* BEGIN *
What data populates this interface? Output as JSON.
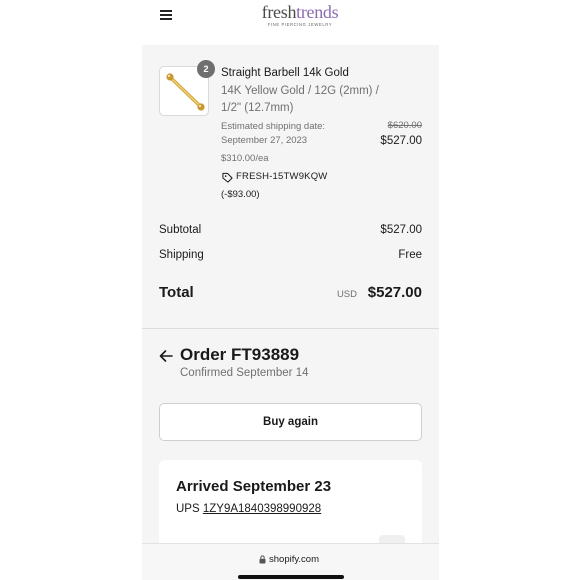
{
  "header": {
    "logo_prefix": "fresh",
    "logo_accent": "trends",
    "logo_tagline": "FINE PIERCING JEWELRY",
    "menu_icon": "hamburger-menu-icon"
  },
  "product": {
    "quantity": "2",
    "title": "Straight Barbell 14k Gold",
    "variant": "14K Yellow Gold / 12G (2mm) / 1/2\" (12.7mm)",
    "shipping_estimate": "Estimated shipping date: September 27, 2023",
    "original_price": "$620.00",
    "price": "$527.00",
    "unit_price": "$310.00/ea",
    "discount_code": "FRESH-15TW9KQW",
    "discount_amount": "(-$93.00)"
  },
  "summary": {
    "subtotal_label": "Subtotal",
    "subtotal_value": "$527.00",
    "shipping_label": "Shipping",
    "shipping_value": "Free",
    "total_label": "Total",
    "total_currency": "USD",
    "total_value": "$527.00"
  },
  "order": {
    "title": "Order FT93889",
    "confirmed": "Confirmed September 14",
    "buy_again_label": "Buy again"
  },
  "delivery": {
    "status": "Arrived September 23",
    "carrier": "UPS",
    "tracking_number": "1ZY9A1840398990928"
  },
  "browser": {
    "url": "shopify.com"
  },
  "colors": {
    "accent": "#8b6bb0",
    "background": "#f5f5f6",
    "muted_text": "#707070"
  }
}
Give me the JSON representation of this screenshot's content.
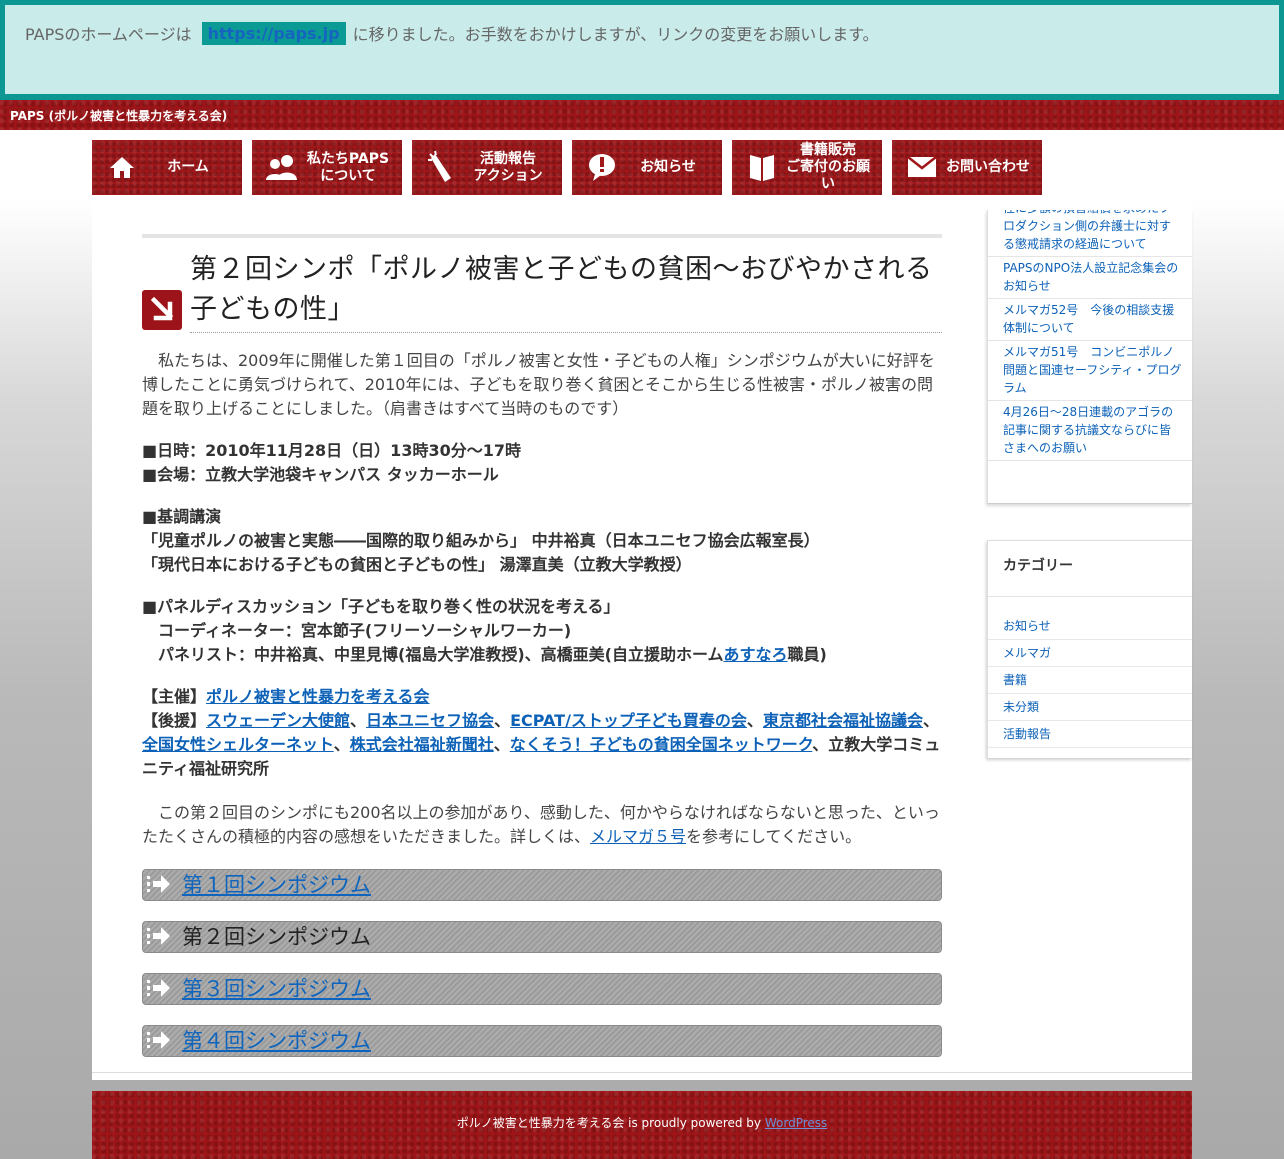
{
  "notice": {
    "before": "PAPSのホームページは",
    "link": "https://paps.jp",
    "after": "に移りました。お手数をおかけしますが、リンクの変更をお願いします。"
  },
  "site": {
    "title": "PAPS (ポルノ被害と性暴力を考える会)"
  },
  "nav": [
    {
      "label": "ホーム",
      "icon": "home-icon"
    },
    {
      "label": "私たちPAPS\nについて",
      "icon": "people-icon"
    },
    {
      "label": "活動報告\nアクション",
      "icon": "megaphone-icon"
    },
    {
      "label": "お知らせ",
      "icon": "exclamation-icon"
    },
    {
      "label": "書籍販売\nご寄付のお願い",
      "icon": "book-icon"
    },
    {
      "label": "お問い合わせ",
      "icon": "mail-icon"
    }
  ],
  "article": {
    "title": "第２回シンポ「ポルノ被害と子どもの貧困～おびやかされる子どもの性」",
    "intro": "私たちは、2009年に開催した第１回目の「ポルノ被害と女性・子どもの人権」シンポジウムが大いに好評を博したことに勇気づけられて、2010年には、子どもを取り巻く貧困とそこから生じる性被害・ポルノ被害の問題を取り上げることにしました。（肩書きはすべて当時のものです）",
    "date": "■日時：2010年11月28日（日）13時30分～17時",
    "venue": "■会場：立教大学池袋キャンパス タッカーホール",
    "keynote_head": "■基調講演",
    "keynote1": "「児童ポルノの被害と実態――国際的取り組みから」 中井裕真（日本ユニセフ協会広報室長）",
    "keynote2": "「現代日本における子どもの貧困と子どもの性」 湯澤直美（立教大学教授）",
    "panel_head": "■パネルディスカッション「子どもを取り巻く性の状況を考える」",
    "coordinator": "コーディネーター：宮本節子(フリーソーシャルワーカー)",
    "panelists_pre": "パネリスト：中井裕真、中里見博(福島大学准教授)、高橋亜美(自立援助ホーム",
    "panelists_link": "あすなろ",
    "panelists_post": "職員)",
    "host_label": "【主催】",
    "host_link": "ポルノ被害と性暴力を考える会",
    "support_label": "【後援】",
    "supporters": [
      "スウェーデン大使館",
      "日本ユニセフ協会",
      "ECPAT/ストップ子ども買春の会",
      "東京都社会福祉協議会",
      "全国女性シェルターネット",
      "株式会社福祉新聞社",
      "なくそう！子どもの貧困全国ネットワーク"
    ],
    "sep": "、",
    "support_tail": "、立教大学コミュニティ福祉研究所",
    "outro_pre": "この第２回目のシンポにも200名以上の参加があり、感動した、何かやらなければならないと思った、といったたくさんの積極的内容の感想をいただきました。詳しくは、",
    "outro_link": "メルマガ５号",
    "outro_post": "を参考にしてください。",
    "symposia": [
      "第１回シンポジウム",
      "第２回シンポジウム",
      "第３回シンポジウム",
      "第４回シンポジウム"
    ]
  },
  "sidebar": {
    "recent": [
      "性に多額の損害賠償を求めたプロダクション側の弁護士に対する懲戒請求の経過について",
      "PAPSのNPO法人設立記念集会のお知らせ",
      "メルマガ52号　今後の相談支援体制について",
      "メルマガ51号　コンビニポルノ問題と国連セーフシティ・プログラム",
      "4月26日〜28日連載のアゴラの記事に関する抗議文ならびに皆さまへのお願い"
    ],
    "category_title": "カテゴリー",
    "categories": [
      "お知らせ",
      "メルマガ",
      "書籍",
      "未分類",
      "活動報告"
    ]
  },
  "footer": {
    "text": "ポルノ被害と性暴力を考える会 is proudly powered by ",
    "link": "WordPress"
  }
}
* END *
WHAT THE EXERCISE ASKS — Only lines with "中井裕真" are wanted here; list each of them.

THE RESPONSE —
    "keynote1": "「児童ポルノの被害と実態――国際的取り組みから」 中井裕真（日本ユニセフ協会広報室長）",
    "panelists_pre": "パネリスト：中井裕真、中里見博(福島大学准教授)、高橋亜美(自立援助ホーム",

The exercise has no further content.